LISTED ENTRIES:

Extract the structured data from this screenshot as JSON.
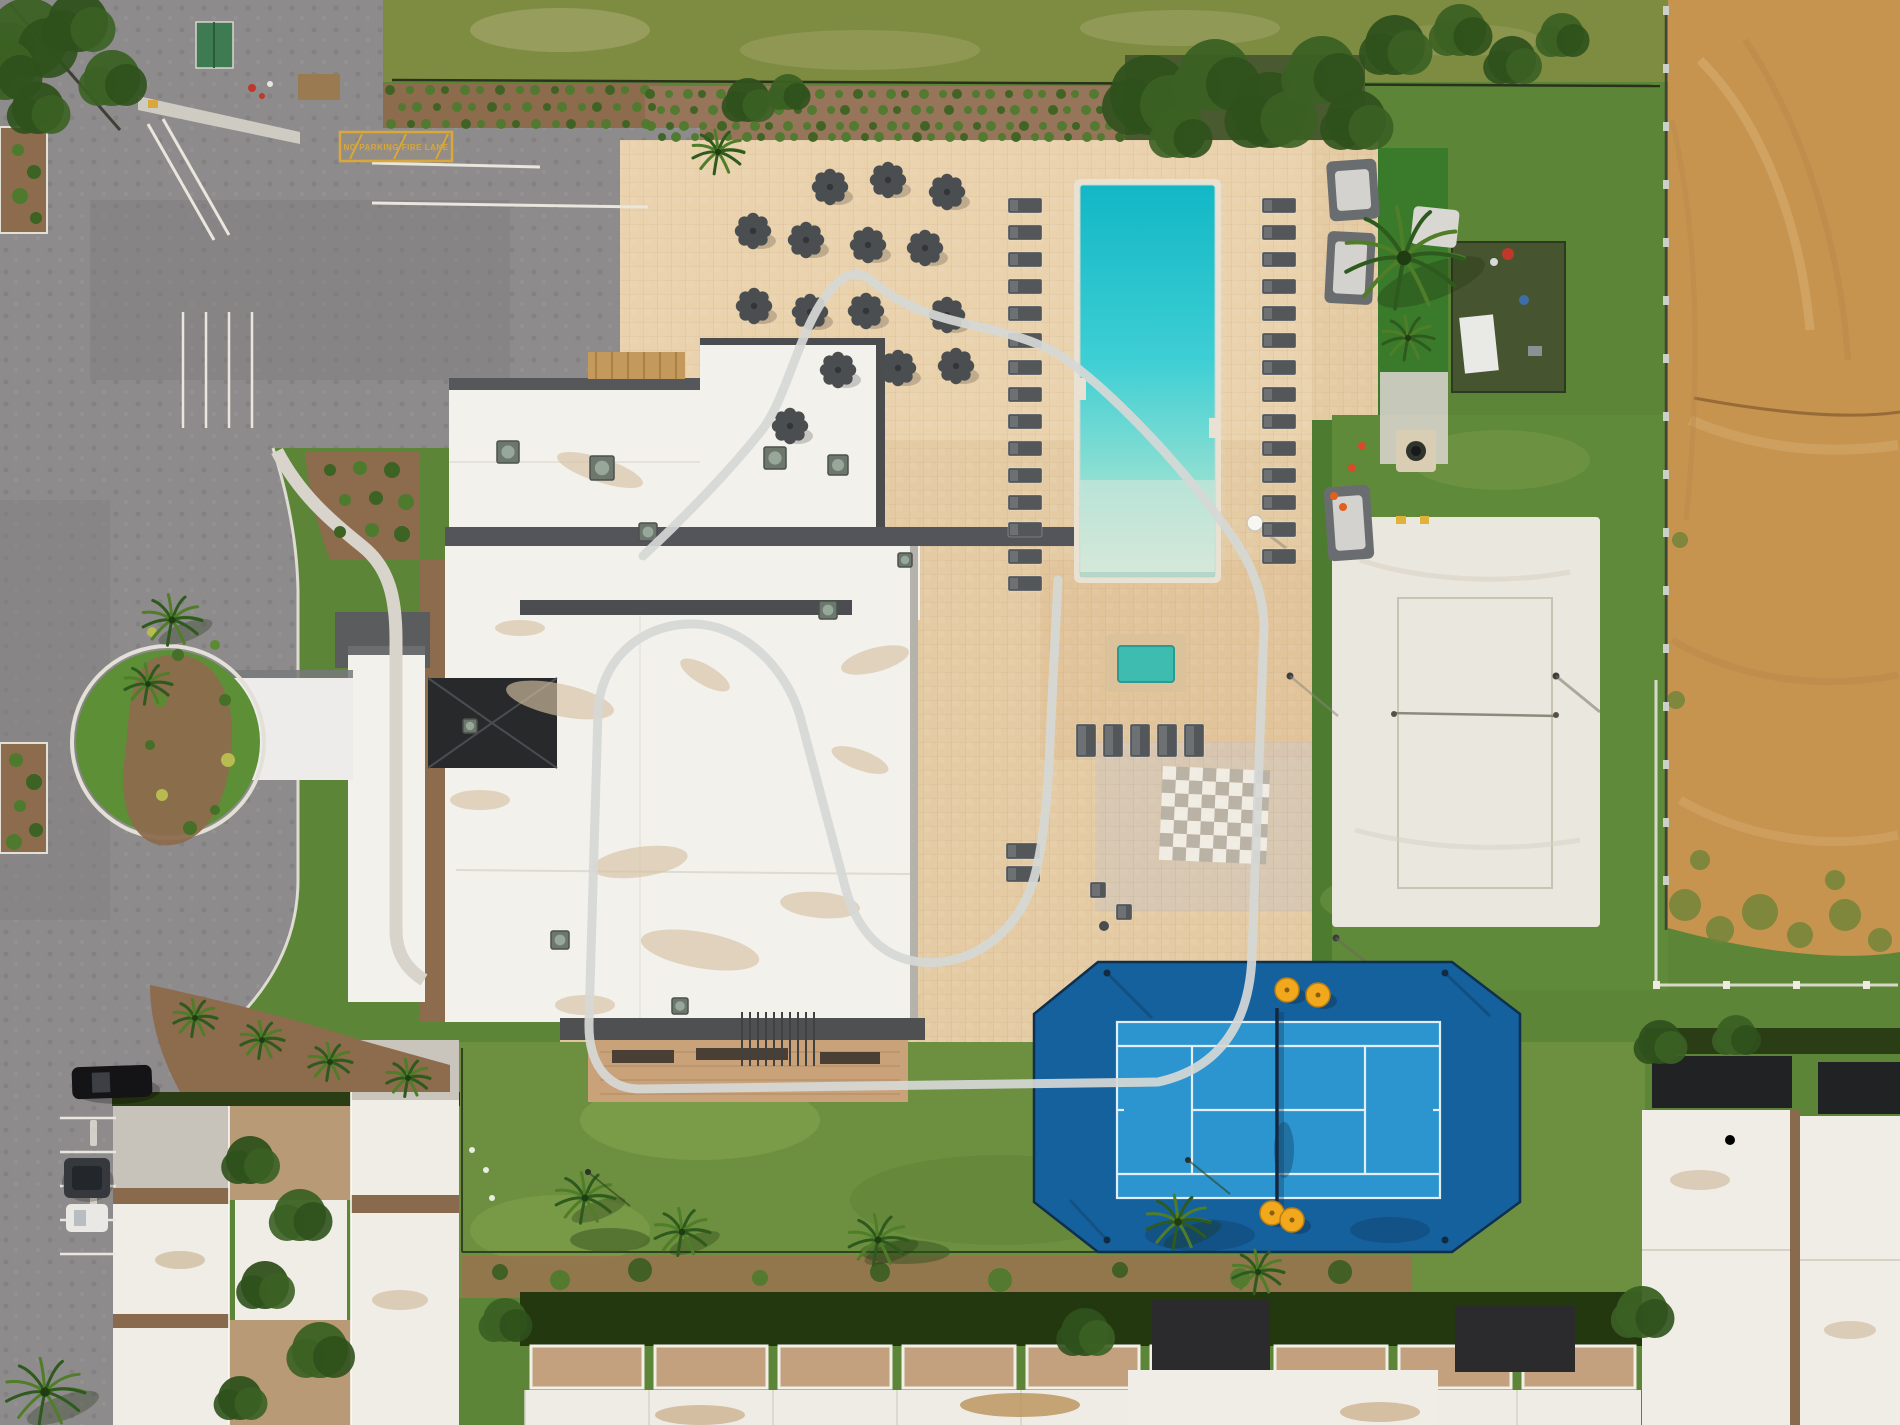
{
  "meta": {
    "image_kind": "aerial-drone-photo",
    "scene_label": "resort-clubhouse-amenities-aerial-view"
  },
  "palette": {
    "asphalt": "#8e8b8c",
    "asphalt_dark": "#7b787a",
    "deck": "#e5cba4",
    "deck_light": "#efd9b4",
    "deck_pink": "#dfbd92",
    "plaza_gray": "#d3c6b5",
    "lawn_top": "#7e8c42",
    "grass": "#5c8537",
    "south_lawn": "#6d9040",
    "turf": "#3a7a2b",
    "pool_deep": "#12b7c6",
    "pool_mid": "#3ecfd4",
    "pool_beach": "#d4e9d9",
    "spa_water": "#3fbcb0",
    "tennis_outer": "#15619e",
    "tennis_inner": "#2c94ce",
    "court_line": "#eef4f8",
    "volleyball_sand": "#eae7de",
    "dirt": "#c6944f",
    "dirt_light": "#d9b177",
    "dirt_dark": "#b5854a",
    "roof_white": "#f3f1ec",
    "roof_gray": "#c7c3bb",
    "roof_band": "#4b4d50",
    "atrium_dark": "#27292b",
    "hedge": "#24380f",
    "shrub": "#4e7a2e",
    "mulch": "#8c6c4d",
    "umbrella": "#4b4e50",
    "lounger": "#54575a",
    "cabana": "#6a6d70",
    "curb": "#e9e6de",
    "sidewalk": "#d8d4cb",
    "yellow_marking": "#d9a73a",
    "overlay": "#d6d8d6",
    "pergola_wood": "#c49a5c",
    "patio_tan": "#c3a17e",
    "townhouse_roof": "#efece6",
    "garage_black": "#212224",
    "checker_light": "#f1eee6",
    "checker_dark": "#b7b1a4",
    "umbrella_yellow": "#f2a81d",
    "cone_red": "#d84b28",
    "cone_orange": "#e2601f"
  },
  "markings": {
    "fire_lane_text": "NO PARKING  FIRE LANE"
  },
  "scene": {
    "pool": {
      "x": 1080,
      "y": 185,
      "w": 135,
      "h": 392
    },
    "spa": {
      "x": 1118,
      "y": 646,
      "w": 56,
      "h": 36
    },
    "umbrellas": [
      [
        830,
        187
      ],
      [
        888,
        180
      ],
      [
        947,
        192
      ],
      [
        753,
        231
      ],
      [
        806,
        240
      ],
      [
        868,
        245
      ],
      [
        925,
        248
      ],
      [
        754,
        306
      ],
      [
        810,
        312
      ],
      [
        866,
        311
      ],
      [
        947,
        315
      ],
      [
        838,
        370
      ],
      [
        898,
        368
      ],
      [
        956,
        366
      ],
      [
        790,
        426
      ]
    ],
    "loungers": {
      "left_col": {
        "x": 1008,
        "y0": 198,
        "dy": 27,
        "n": 15,
        "w": 34,
        "h": 15
      },
      "right_col": {
        "x": 1262,
        "y0": 198,
        "dy": 27,
        "n": 14,
        "w": 34,
        "h": 15
      },
      "south_row": {
        "x0": 1076,
        "dx": 27,
        "y": 724,
        "n": 5,
        "w": 20,
        "h": 33
      },
      "pair_by_building": [
        [
          1006,
          843
        ],
        [
          1006,
          866
        ]
      ],
      "patio_chairs": [
        [
          1090,
          882
        ],
        [
          1116,
          904
        ]
      ]
    },
    "cabanas": [
      [
        1328,
        160,
        50,
        60
      ],
      [
        1326,
        232,
        48,
        72
      ],
      [
        1326,
        486,
        46,
        74
      ]
    ],
    "couch": [
      1412,
      208,
      46,
      38
    ],
    "checkerboard": {
      "x": 1163,
      "y": 766,
      "cols": 8,
      "rows": 7,
      "size": 13.4,
      "angle": 2.5
    },
    "tennis": {
      "inner": {
        "x": 1117,
        "y": 1022,
        "w": 323,
        "h": 176
      },
      "net_x": 1277,
      "umbrellas": [
        [
          1287,
          990
        ],
        [
          1318,
          995
        ],
        [
          1272,
          1213
        ],
        [
          1292,
          1220
        ]
      ],
      "poles": [
        [
          1107,
          973
        ],
        [
          1445,
          973
        ],
        [
          1107,
          1240
        ],
        [
          1445,
          1240
        ]
      ]
    },
    "volleyball": {
      "sand": {
        "x": 1332,
        "y": 517,
        "w": 268,
        "h": 410
      },
      "court": {
        "x": 1398,
        "y": 598,
        "w": 154,
        "h": 290
      },
      "net_y": 713
    },
    "palms": [
      [
        1404,
        258,
        60
      ],
      [
        1408,
        338,
        26
      ],
      [
        718,
        152,
        26
      ],
      [
        172,
        620,
        30
      ],
      [
        148,
        684,
        24
      ],
      [
        585,
        1198,
        30
      ],
      [
        682,
        1232,
        28
      ],
      [
        878,
        1240,
        30
      ],
      [
        1178,
        1222,
        32
      ],
      [
        1258,
        1272,
        26
      ],
      [
        195,
        1018,
        22
      ],
      [
        262,
        1040,
        22
      ],
      [
        330,
        1062,
        22
      ],
      [
        408,
        1078,
        22
      ],
      [
        45,
        1392,
        40
      ]
    ],
    "trees": [
      [
        28,
        38,
        40
      ],
      [
        78,
        22,
        30
      ],
      [
        112,
        78,
        28
      ],
      [
        38,
        108,
        26
      ],
      [
        5,
        70,
        30
      ],
      [
        1150,
        95,
        40
      ],
      [
        1215,
        75,
        36
      ],
      [
        1270,
        110,
        38
      ],
      [
        1322,
        70,
        34
      ],
      [
        1356,
        120,
        30
      ],
      [
        1180,
        132,
        26
      ],
      [
        1395,
        45,
        30
      ],
      [
        1460,
        30,
        26
      ],
      [
        1512,
        60,
        24
      ],
      [
        1562,
        35,
        22
      ],
      [
        748,
        100,
        22
      ],
      [
        788,
        92,
        18
      ],
      [
        250,
        1160,
        24
      ],
      [
        300,
        1215,
        26
      ],
      [
        265,
        1285,
        24
      ],
      [
        320,
        1350,
        28
      ],
      [
        240,
        1398,
        22
      ],
      [
        505,
        1320,
        22
      ],
      [
        1085,
        1332,
        24
      ],
      [
        1642,
        1312,
        26
      ],
      [
        1660,
        1042,
        22
      ],
      [
        1736,
        1035,
        20
      ]
    ],
    "shrub_grids": [
      {
        "x0": 392,
        "y0": 92,
        "cols": 15,
        "rows": 3,
        "dx": 18,
        "dy": 15,
        "r": 5,
        "stagger": 9
      },
      {
        "x0": 652,
        "y0": 96,
        "cols": 28,
        "rows": 4,
        "dx": 17,
        "dy": 14,
        "r": 5,
        "stagger": 8
      }
    ],
    "bed_shrubs": [
      [
        330,
        470
      ],
      [
        360,
        468
      ],
      [
        392,
        470
      ],
      [
        345,
        500
      ],
      [
        376,
        498
      ],
      [
        406,
        502
      ],
      [
        340,
        532
      ],
      [
        372,
        530
      ],
      [
        402,
        534
      ],
      [
        18,
        150
      ],
      [
        34,
        172
      ],
      [
        20,
        196
      ],
      [
        36,
        218
      ],
      [
        16,
        760
      ],
      [
        34,
        782
      ],
      [
        20,
        806
      ],
      [
        36,
        830
      ],
      [
        14,
        842
      ]
    ],
    "island_shrubs": [
      [
        152,
        632
      ],
      [
        178,
        655
      ],
      [
        160,
        700
      ],
      [
        150,
        745
      ],
      [
        162,
        795
      ],
      [
        190,
        828
      ],
      [
        215,
        645
      ],
      [
        225,
        700
      ],
      [
        228,
        760
      ],
      [
        215,
        810
      ]
    ],
    "ac_units": [
      [
        508,
        452,
        22
      ],
      [
        602,
        468,
        24
      ],
      [
        648,
        532,
        18
      ],
      [
        775,
        458,
        22
      ],
      [
        838,
        465,
        20
      ],
      [
        828,
        610,
        18
      ],
      [
        560,
        940,
        18
      ],
      [
        680,
        1006,
        16
      ],
      [
        470,
        726,
        14
      ],
      [
        905,
        560,
        14
      ]
    ],
    "roof_stains": [
      [
        600,
        470,
        45,
        12,
        18
      ],
      [
        560,
        700,
        55,
        16,
        12
      ],
      [
        640,
        862,
        48,
        15,
        -8
      ],
      [
        705,
        675,
        28,
        10,
        30
      ],
      [
        820,
        905,
        40,
        13,
        5
      ],
      [
        875,
        660,
        35,
        12,
        -15
      ],
      [
        480,
        800,
        30,
        10,
        0
      ],
      [
        700,
        950,
        60,
        18,
        10
      ],
      [
        520,
        628,
        25,
        8,
        0
      ],
      [
        860,
        760,
        30,
        10,
        20
      ],
      [
        585,
        1005,
        30,
        10,
        0
      ]
    ],
    "cars": {
      "parallel_black": [
        72,
        1066,
        80,
        32
      ],
      "suv_dark": [
        64,
        1158,
        46,
        40
      ],
      "sedan_white": [
        66,
        1204,
        42,
        28
      ]
    },
    "stall_lines_y": [
      1118,
      1152,
      1186,
      1220,
      1254
    ],
    "parking_stall_xs": [
      183,
      206,
      229,
      252
    ],
    "cones_red": [
      [
        1352,
        468
      ],
      [
        1362,
        446
      ]
    ],
    "cones_orange": [
      [
        1334,
        496
      ],
      [
        1343,
        507
      ]
    ],
    "fences": {
      "dirt_line": {
        "x": 1666,
        "y0": 6,
        "y1": 930,
        "post_dy": 58
      },
      "vb_east": {
        "x": 1656,
        "y0": 680,
        "y1": 985
      },
      "vb_south": {
        "y": 985,
        "x0": 1656,
        "x1": 1898,
        "post_dx": 70
      }
    },
    "lawn_poles": [
      [
        588,
        1172
      ],
      [
        1188,
        1160
      ]
    ],
    "survey_dots": [
      [
        486,
        1170
      ],
      [
        492,
        1198
      ],
      [
        472,
        1150
      ]
    ],
    "mulch_blobs": [
      [
        500,
        1272
      ],
      [
        560,
        1280
      ],
      [
        640,
        1270
      ],
      [
        760,
        1278
      ],
      [
        880,
        1272
      ],
      [
        1000,
        1280
      ],
      [
        1120,
        1270
      ],
      [
        1240,
        1278
      ],
      [
        1340,
        1272
      ]
    ],
    "weeds": [
      [
        1685,
        905,
        16
      ],
      [
        1720,
        930,
        14
      ],
      [
        1760,
        912,
        18
      ],
      [
        1800,
        935,
        13
      ],
      [
        1845,
        915,
        16
      ],
      [
        1880,
        940,
        12
      ],
      [
        1700,
        860,
        10
      ],
      [
        1835,
        880,
        10
      ],
      [
        1676,
        700,
        9
      ],
      [
        1680,
        540,
        8
      ]
    ],
    "center_units": {
      "x0": 525,
      "n": 9,
      "dx": 124,
      "wall_y": 1346,
      "roof_y": 1390
    }
  }
}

PROBLEM DETAILS: Count every line in the preceding entries where the string "aerial" appears, then state only the total.

EXERCISE ANSWER: 2